_GIVEN TASK:_
In every one of the rows below, replace "interactable" with "clickable" and leave everything else as it is.

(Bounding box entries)
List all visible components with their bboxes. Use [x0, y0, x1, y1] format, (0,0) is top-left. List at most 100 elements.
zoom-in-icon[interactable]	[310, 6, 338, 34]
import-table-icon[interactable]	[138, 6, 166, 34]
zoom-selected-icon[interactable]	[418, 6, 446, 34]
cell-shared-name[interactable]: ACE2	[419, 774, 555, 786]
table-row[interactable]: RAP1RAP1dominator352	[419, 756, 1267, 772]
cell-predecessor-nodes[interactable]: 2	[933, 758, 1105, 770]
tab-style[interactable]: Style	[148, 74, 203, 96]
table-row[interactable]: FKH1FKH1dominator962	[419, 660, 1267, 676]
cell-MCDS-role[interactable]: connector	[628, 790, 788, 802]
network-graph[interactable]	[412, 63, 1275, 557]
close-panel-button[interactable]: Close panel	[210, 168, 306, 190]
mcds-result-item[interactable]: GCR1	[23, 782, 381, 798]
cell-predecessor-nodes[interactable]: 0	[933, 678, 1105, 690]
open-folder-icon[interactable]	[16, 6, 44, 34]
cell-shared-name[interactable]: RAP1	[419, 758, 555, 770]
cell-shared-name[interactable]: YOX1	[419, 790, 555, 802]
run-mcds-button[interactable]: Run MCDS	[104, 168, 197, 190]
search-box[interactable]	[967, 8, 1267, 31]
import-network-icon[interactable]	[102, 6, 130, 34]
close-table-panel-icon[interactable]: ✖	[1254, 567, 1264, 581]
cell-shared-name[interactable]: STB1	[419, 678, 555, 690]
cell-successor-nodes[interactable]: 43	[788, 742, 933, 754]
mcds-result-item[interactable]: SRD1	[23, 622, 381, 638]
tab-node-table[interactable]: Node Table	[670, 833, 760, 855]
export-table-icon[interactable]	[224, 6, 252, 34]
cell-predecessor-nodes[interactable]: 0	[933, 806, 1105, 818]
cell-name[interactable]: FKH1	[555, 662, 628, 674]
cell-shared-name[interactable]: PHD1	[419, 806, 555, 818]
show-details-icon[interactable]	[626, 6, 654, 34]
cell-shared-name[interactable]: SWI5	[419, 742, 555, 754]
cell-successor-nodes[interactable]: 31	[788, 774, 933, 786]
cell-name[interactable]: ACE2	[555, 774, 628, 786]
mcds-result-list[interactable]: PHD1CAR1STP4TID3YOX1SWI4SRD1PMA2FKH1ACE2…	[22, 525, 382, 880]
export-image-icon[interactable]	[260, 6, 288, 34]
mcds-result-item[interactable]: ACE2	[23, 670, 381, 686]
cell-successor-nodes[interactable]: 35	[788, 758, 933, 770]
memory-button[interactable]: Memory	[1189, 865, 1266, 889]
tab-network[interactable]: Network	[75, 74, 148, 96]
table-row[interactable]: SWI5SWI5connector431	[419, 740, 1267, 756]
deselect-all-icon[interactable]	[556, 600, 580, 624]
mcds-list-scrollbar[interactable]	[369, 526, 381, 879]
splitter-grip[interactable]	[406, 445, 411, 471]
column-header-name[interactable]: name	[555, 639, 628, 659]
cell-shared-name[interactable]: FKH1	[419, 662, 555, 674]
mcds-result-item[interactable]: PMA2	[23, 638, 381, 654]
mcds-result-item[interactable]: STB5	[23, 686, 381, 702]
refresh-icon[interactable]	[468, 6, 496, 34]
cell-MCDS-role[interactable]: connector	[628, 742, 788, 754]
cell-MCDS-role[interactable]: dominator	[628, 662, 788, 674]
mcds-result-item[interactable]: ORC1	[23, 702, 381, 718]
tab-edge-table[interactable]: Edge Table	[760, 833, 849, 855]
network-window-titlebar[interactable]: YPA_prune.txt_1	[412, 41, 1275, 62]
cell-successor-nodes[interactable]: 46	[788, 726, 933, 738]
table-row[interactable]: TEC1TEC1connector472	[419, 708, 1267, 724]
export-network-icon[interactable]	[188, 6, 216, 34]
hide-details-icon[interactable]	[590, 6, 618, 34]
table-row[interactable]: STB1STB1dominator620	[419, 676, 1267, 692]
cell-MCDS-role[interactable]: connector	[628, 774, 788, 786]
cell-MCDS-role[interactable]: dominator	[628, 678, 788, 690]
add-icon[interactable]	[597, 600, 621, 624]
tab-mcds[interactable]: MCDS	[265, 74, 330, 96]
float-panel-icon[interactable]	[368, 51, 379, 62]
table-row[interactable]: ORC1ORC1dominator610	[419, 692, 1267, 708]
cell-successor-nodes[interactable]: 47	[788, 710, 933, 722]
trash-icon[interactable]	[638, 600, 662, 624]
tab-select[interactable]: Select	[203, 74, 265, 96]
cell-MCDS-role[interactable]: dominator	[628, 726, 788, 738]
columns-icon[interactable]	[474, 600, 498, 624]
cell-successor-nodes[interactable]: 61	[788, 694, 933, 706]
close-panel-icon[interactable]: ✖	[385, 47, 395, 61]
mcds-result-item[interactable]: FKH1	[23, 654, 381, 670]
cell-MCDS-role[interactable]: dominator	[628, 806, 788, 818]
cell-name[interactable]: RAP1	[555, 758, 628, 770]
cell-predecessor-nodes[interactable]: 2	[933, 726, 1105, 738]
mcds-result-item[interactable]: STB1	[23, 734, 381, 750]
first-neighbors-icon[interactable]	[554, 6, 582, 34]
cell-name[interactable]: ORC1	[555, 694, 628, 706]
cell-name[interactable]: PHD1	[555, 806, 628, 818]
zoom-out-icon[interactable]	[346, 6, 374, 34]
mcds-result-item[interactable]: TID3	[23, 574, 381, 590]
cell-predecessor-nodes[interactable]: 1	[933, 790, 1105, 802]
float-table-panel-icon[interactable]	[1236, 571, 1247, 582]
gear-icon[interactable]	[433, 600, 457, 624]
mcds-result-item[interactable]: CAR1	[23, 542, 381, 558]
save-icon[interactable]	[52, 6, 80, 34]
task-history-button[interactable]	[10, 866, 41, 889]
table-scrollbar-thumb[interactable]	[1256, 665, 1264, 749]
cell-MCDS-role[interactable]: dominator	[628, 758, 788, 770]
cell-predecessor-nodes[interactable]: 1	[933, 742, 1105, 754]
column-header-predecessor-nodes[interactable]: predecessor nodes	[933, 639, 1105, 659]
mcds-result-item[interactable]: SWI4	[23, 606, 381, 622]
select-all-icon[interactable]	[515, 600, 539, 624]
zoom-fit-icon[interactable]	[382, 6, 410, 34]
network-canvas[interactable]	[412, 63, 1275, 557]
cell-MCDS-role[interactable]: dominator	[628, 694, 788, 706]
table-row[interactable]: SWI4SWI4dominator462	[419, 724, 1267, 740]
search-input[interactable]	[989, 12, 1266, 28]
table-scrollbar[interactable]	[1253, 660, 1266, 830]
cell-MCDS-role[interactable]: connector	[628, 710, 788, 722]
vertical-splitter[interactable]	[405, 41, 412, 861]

_FULL ANSWER:_
List all visible components with their bboxes. Use [x0, y0, x1, y1] format, (0,0) is top-left. List at most 100 elements.
zoom-in-icon[clickable]	[310, 6, 338, 34]
import-table-icon[clickable]	[138, 6, 166, 34]
zoom-selected-icon[clickable]	[418, 6, 446, 34]
cell-shared-name[clickable]: ACE2	[419, 774, 555, 786]
table-row[clickable]: RAP1RAP1dominator352	[419, 756, 1267, 772]
cell-predecessor-nodes[clickable]: 2	[933, 758, 1105, 770]
tab-style[clickable]: Style	[148, 74, 203, 96]
table-row[clickable]: FKH1FKH1dominator962	[419, 660, 1267, 676]
cell-MCDS-role[clickable]: connector	[628, 790, 788, 802]
network-graph[clickable]	[412, 63, 1275, 557]
close-panel-button[clickable]: Close panel	[210, 168, 306, 190]
mcds-result-item[clickable]: GCR1	[23, 782, 381, 798]
cell-predecessor-nodes[clickable]: 0	[933, 678, 1105, 690]
open-folder-icon[clickable]	[16, 6, 44, 34]
cell-shared-name[clickable]: RAP1	[419, 758, 555, 770]
cell-shared-name[clickable]: YOX1	[419, 790, 555, 802]
run-mcds-button[clickable]: Run MCDS	[104, 168, 197, 190]
search-box[clickable]	[967, 8, 1267, 31]
import-network-icon[clickable]	[102, 6, 130, 34]
close-table-panel-icon[clickable]: ✖	[1254, 567, 1264, 581]
cell-shared-name[clickable]: STB1	[419, 678, 555, 690]
cell-successor-nodes[clickable]: 43	[788, 742, 933, 754]
mcds-result-item[clickable]: SRD1	[23, 622, 381, 638]
tab-node-table[clickable]: Node Table	[670, 833, 760, 855]
export-table-icon[clickable]	[224, 6, 252, 34]
cell-predecessor-nodes[clickable]: 0	[933, 806, 1105, 818]
cell-name[clickable]: FKH1	[555, 662, 628, 674]
cell-shared-name[clickable]: PHD1	[419, 806, 555, 818]
show-details-icon[clickable]	[626, 6, 654, 34]
cell-shared-name[clickable]: SWI5	[419, 742, 555, 754]
cell-successor-nodes[clickable]: 31	[788, 774, 933, 786]
cell-name[clickable]: ACE2	[555, 774, 628, 786]
mcds-result-list[clickable]: PHD1CAR1STP4TID3YOX1SWI4SRD1PMA2FKH1ACE2…	[22, 525, 382, 880]
export-image-icon[clickable]	[260, 6, 288, 34]
mcds-result-item[clickable]: ACE2	[23, 670, 381, 686]
cell-successor-nodes[clickable]: 35	[788, 758, 933, 770]
memory-button[clickable]: Memory	[1189, 865, 1266, 889]
tab-network[clickable]: Network	[75, 74, 148, 96]
table-row[clickable]: SWI5SWI5connector431	[419, 740, 1267, 756]
deselect-all-icon[clickable]	[556, 600, 580, 624]
mcds-list-scrollbar[clickable]	[369, 526, 381, 879]
splitter-grip[clickable]	[406, 445, 411, 471]
column-header-name[clickable]: name	[555, 639, 628, 659]
cell-shared-name[clickable]: FKH1	[419, 662, 555, 674]
mcds-result-item[clickable]: PMA2	[23, 638, 381, 654]
mcds-result-item[clickable]: STB5	[23, 686, 381, 702]
refresh-icon[clickable]	[468, 6, 496, 34]
cell-MCDS-role[clickable]: connector	[628, 742, 788, 754]
cell-MCDS-role[clickable]: dominator	[628, 662, 788, 674]
mcds-result-item[clickable]: ORC1	[23, 702, 381, 718]
tab-edge-table[clickable]: Edge Table	[760, 833, 849, 855]
network-window-titlebar[clickable]: YPA_prune.txt_1	[412, 41, 1275, 62]
cell-successor-nodes[clickable]: 46	[788, 726, 933, 738]
table-row[clickable]: TEC1TEC1connector472	[419, 708, 1267, 724]
export-network-icon[clickable]	[188, 6, 216, 34]
hide-details-icon[clickable]	[590, 6, 618, 34]
table-row[clickable]: STB1STB1dominator620	[419, 676, 1267, 692]
cell-MCDS-role[clickable]: connector	[628, 774, 788, 786]
cell-MCDS-role[clickable]: dominator	[628, 678, 788, 690]
add-icon[clickable]	[597, 600, 621, 624]
tab-mcds[clickable]: MCDS	[265, 74, 330, 96]
float-panel-icon[clickable]	[368, 51, 379, 62]
table-row[clickable]: ORC1ORC1dominator610	[419, 692, 1267, 708]
cell-successor-nodes[clickable]: 47	[788, 710, 933, 722]
trash-icon[clickable]	[638, 600, 662, 624]
tab-select[clickable]: Select	[203, 74, 265, 96]
cell-MCDS-role[clickable]: dominator	[628, 726, 788, 738]
columns-icon[clickable]	[474, 600, 498, 624]
cell-successor-nodes[clickable]: 61	[788, 694, 933, 706]
close-panel-icon[clickable]: ✖	[385, 47, 395, 61]
mcds-result-item[clickable]: FKH1	[23, 654, 381, 670]
cell-MCDS-role[clickable]: dominator	[628, 806, 788, 818]
cell-name[clickable]: RAP1	[555, 758, 628, 770]
cell-predecessor-nodes[clickable]: 2	[933, 726, 1105, 738]
mcds-result-item[clickable]: STB1	[23, 734, 381, 750]
first-neighbors-icon[clickable]	[554, 6, 582, 34]
cell-name[clickable]: ORC1	[555, 694, 628, 706]
cell-name[clickable]: PHD1	[555, 806, 628, 818]
zoom-out-icon[clickable]	[346, 6, 374, 34]
mcds-result-item[clickable]: TID3	[23, 574, 381, 590]
cell-predecessor-nodes[clickable]: 1	[933, 790, 1105, 802]
float-table-panel-icon[clickable]	[1236, 571, 1247, 582]
gear-icon[clickable]	[433, 600, 457, 624]
mcds-result-item[clickable]: CAR1	[23, 542, 381, 558]
save-icon[clickable]	[52, 6, 80, 34]
task-history-button[clickable]	[10, 866, 41, 889]
table-scrollbar-thumb[clickable]	[1256, 665, 1264, 749]
cell-MCDS-role[clickable]: dominator	[628, 758, 788, 770]
cell-predecessor-nodes[clickable]: 1	[933, 742, 1105, 754]
column-header-predecessor-nodes[clickable]: predecessor nodes	[933, 639, 1105, 659]
mcds-result-item[clickable]: SWI4	[23, 606, 381, 622]
select-all-icon[clickable]	[515, 600, 539, 624]
zoom-fit-icon[clickable]	[382, 6, 410, 34]
network-canvas[clickable]	[412, 63, 1275, 557]
cell-MCDS-role[clickable]: dominator	[628, 694, 788, 706]
table-row[clickable]: SWI4SWI4dominator462	[419, 724, 1267, 740]
search-input[clickable]	[989, 12, 1266, 28]
table-scrollbar[clickable]	[1253, 660, 1266, 830]
cell-MCDS-role[clickable]: connector	[628, 710, 788, 722]
vertical-splitter[clickable]	[405, 41, 412, 861]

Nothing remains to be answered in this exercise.